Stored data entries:
>>>

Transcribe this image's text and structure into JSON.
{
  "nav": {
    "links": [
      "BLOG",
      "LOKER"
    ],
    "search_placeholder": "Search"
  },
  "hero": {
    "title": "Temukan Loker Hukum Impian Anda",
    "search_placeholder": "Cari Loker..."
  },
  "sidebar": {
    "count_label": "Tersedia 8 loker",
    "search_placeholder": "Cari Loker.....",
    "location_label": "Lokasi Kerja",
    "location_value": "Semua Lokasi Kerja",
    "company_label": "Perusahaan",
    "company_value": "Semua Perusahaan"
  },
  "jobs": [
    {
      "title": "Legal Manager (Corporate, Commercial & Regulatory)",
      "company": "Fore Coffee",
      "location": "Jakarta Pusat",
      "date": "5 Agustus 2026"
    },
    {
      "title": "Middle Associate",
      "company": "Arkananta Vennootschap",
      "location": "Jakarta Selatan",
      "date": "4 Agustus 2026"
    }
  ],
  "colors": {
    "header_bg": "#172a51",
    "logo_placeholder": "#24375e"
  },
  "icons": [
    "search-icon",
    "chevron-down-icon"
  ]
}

<<<

## WRITTEN PROBLEM
Extract all lines of the records above that include "title".

## EXERCISE RESULT
    "title": "Temukan Loker Hukum Impian Anda",
      "title": "Legal Manager (Corporate, Commercial & Regulatory)",
      "title": "Middle Associate",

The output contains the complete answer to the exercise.